* Begin Items *

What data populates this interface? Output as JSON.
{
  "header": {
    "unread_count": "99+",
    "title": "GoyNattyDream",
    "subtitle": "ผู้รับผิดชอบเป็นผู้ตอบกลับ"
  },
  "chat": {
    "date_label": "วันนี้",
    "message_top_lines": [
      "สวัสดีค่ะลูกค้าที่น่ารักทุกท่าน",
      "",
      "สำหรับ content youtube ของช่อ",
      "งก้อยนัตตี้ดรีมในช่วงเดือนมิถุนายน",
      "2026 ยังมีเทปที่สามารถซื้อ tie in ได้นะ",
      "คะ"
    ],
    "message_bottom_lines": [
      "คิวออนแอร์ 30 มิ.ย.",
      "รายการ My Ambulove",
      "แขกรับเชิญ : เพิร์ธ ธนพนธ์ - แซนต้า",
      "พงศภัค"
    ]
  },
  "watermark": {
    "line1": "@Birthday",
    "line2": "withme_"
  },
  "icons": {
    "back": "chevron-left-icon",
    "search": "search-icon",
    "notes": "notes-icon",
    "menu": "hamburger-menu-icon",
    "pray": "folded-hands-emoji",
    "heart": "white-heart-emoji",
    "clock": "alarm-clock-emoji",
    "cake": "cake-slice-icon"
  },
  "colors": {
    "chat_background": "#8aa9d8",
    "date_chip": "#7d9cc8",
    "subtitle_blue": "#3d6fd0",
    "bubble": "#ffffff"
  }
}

* End Items *

= Request =
Only lines with the word "emoji" are wanted, so copy each one from the records.

= Solution to the exercise =
    "pray": "folded-hands-emoji",
    "heart": "white-heart-emoji",
    "clock": "alarm-clock-emoji",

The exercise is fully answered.